(Extracted data entries)
————

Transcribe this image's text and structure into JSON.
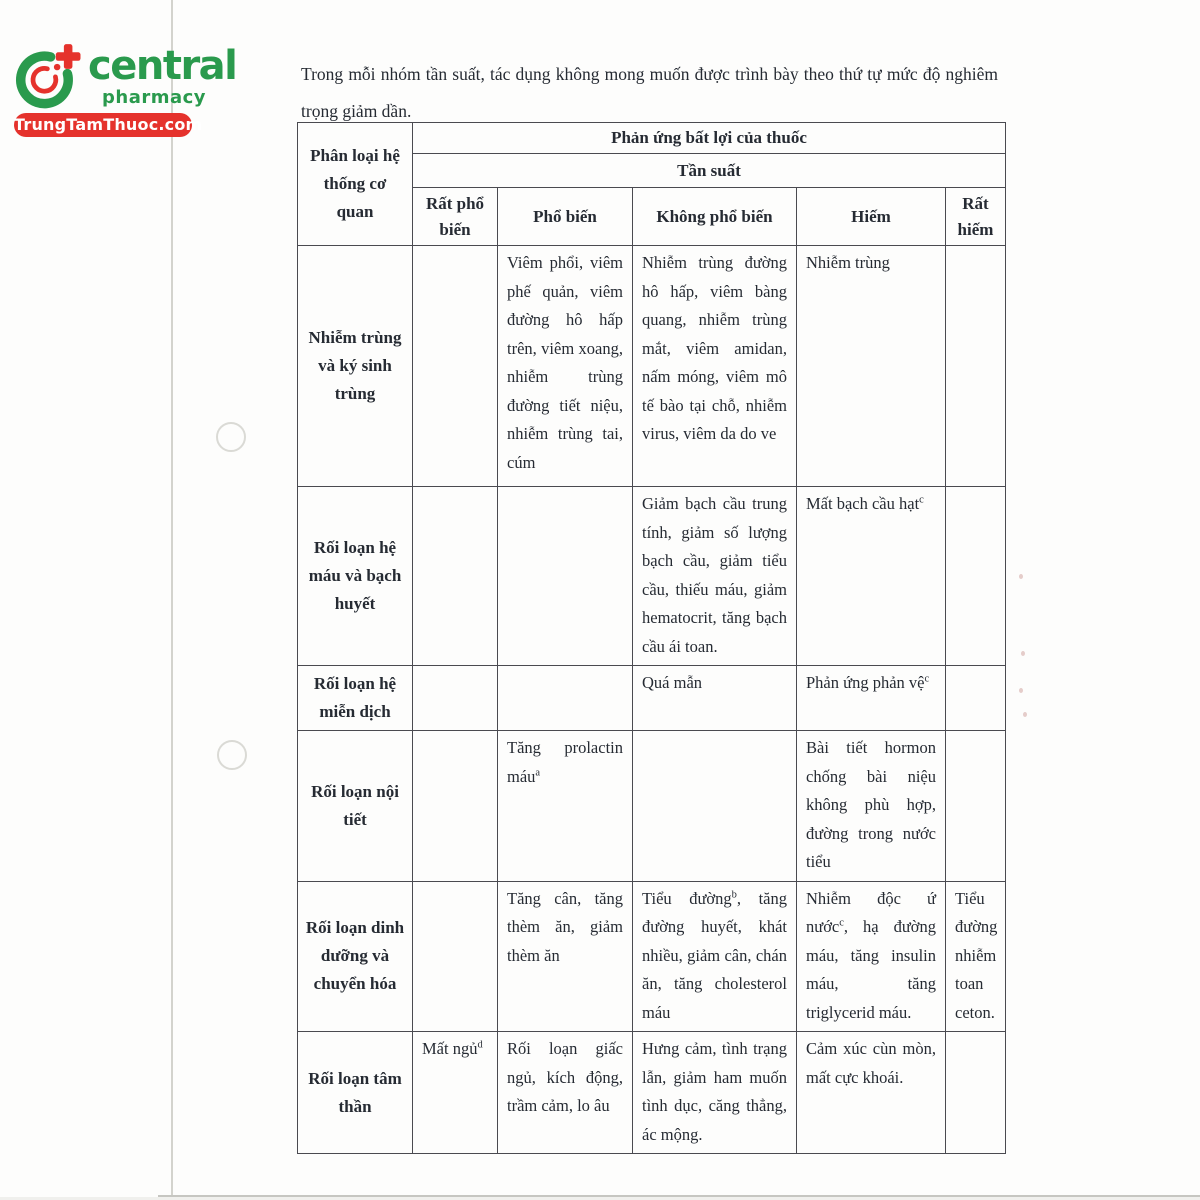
{
  "watermark": {
    "brand": "central",
    "brand_sub": "pharmacy",
    "badge": "TrungTamThuoc.com",
    "icon": "central-pharmacy-ring-plus-icon"
  },
  "colors": {
    "brand_green": "#2a9a4d",
    "brand_red": "#e5322c",
    "text": "#262b33",
    "table_border": "#4a4a50"
  },
  "intro": "Trong mỗi nhóm tần suất, tác dụng không mong muốn được trình bày theo thứ tự mức độ nghiêm trọng giảm dần.",
  "table": {
    "organ_col_header": "Phân loại hệ thống cơ quan",
    "adr_header": "Phản ứng bất lợi của thuốc",
    "frequency_header": "Tần suất",
    "frequency_columns": [
      "Rất phổ biến",
      "Phổ biến",
      "Không phổ biến",
      "Hiếm",
      "Rất hiếm"
    ],
    "rows": [
      {
        "category": "Nhiễm trùng và ký sinh trùng",
        "cells": [
          [],
          [
            {
              "t": "Viêm phổi, viêm phế quản, viêm đường hô hấp trên, viêm xoang, nhiễm trùng đường tiết niệu, nhiễm trùng tai, cúm"
            }
          ],
          [
            {
              "t": "Nhiễm trùng đường hô hấp, viêm bàng quang, nhiễm trùng mắt, viêm amidan, nấm móng, viêm mô tế bào tại chỗ, nhiễm virus, viêm da do ve"
            }
          ],
          [
            {
              "t": "Nhiễm trùng"
            }
          ],
          []
        ]
      },
      {
        "category": "Rối loạn hệ máu và bạch huyết",
        "cells": [
          [],
          [],
          [
            {
              "t": "Giảm bạch cầu trung tính, giảm số lượng bạch cầu, giảm tiểu cầu, thiếu máu, giảm hematocrit, tăng bạch cầu ái toan."
            }
          ],
          [
            {
              "t": "Mất bạch cầu hạt",
              "sup": "c"
            }
          ],
          []
        ]
      },
      {
        "category": "Rối loạn hệ miễn dịch",
        "cells": [
          [],
          [],
          [
            {
              "t": "Quá mẫn"
            }
          ],
          [
            {
              "t": "Phản ứng phản vệ",
              "sup": "c"
            }
          ],
          []
        ]
      },
      {
        "category": "Rối loạn nội tiết",
        "cells": [
          [],
          [
            {
              "t": "Tăng prolactin máu",
              "sup": "a"
            }
          ],
          [],
          [
            {
              "t": "Bài tiết hormon chống bài niệu không phù hợp, đường trong nước tiểu"
            }
          ],
          []
        ]
      },
      {
        "category": "Rối loạn dinh dưỡng và chuyển hóa",
        "cells": [
          [],
          [
            {
              "t": "Tăng cân, tăng thèm ăn, giảm thèm ăn"
            }
          ],
          [
            {
              "t": "Tiểu đường",
              "sup": "b"
            },
            {
              "t": ", tăng đường huyết, khát nhiều, giảm cân, chán ăn, tăng cholesterol máu"
            }
          ],
          [
            {
              "t": "Nhiễm độc ứ nước",
              "sup": "c"
            },
            {
              "t": ", hạ đường máu, tăng insulin máu, tăng triglycerid máu."
            }
          ],
          [
            {
              "t": "Tiểu đường nhiễm toan ceton."
            }
          ]
        ]
      },
      {
        "category": "Rối loạn tâm thần",
        "cells": [
          [
            {
              "t": "Mất ngủ",
              "sup": "d"
            }
          ],
          [
            {
              "t": "Rối loạn giấc ngủ, kích động, trầm cảm, lo âu"
            }
          ],
          [
            {
              "t": "Hưng cảm, tình trạng lẫn, giảm ham muốn tình dục, căng thẳng, ác mộng."
            }
          ],
          [
            {
              "t": "Cảm xúc cùn mòn, mất cực khoái."
            }
          ],
          []
        ]
      }
    ]
  }
}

————

Find the number of lines in the records that include the word "giảm". Write only that number.

5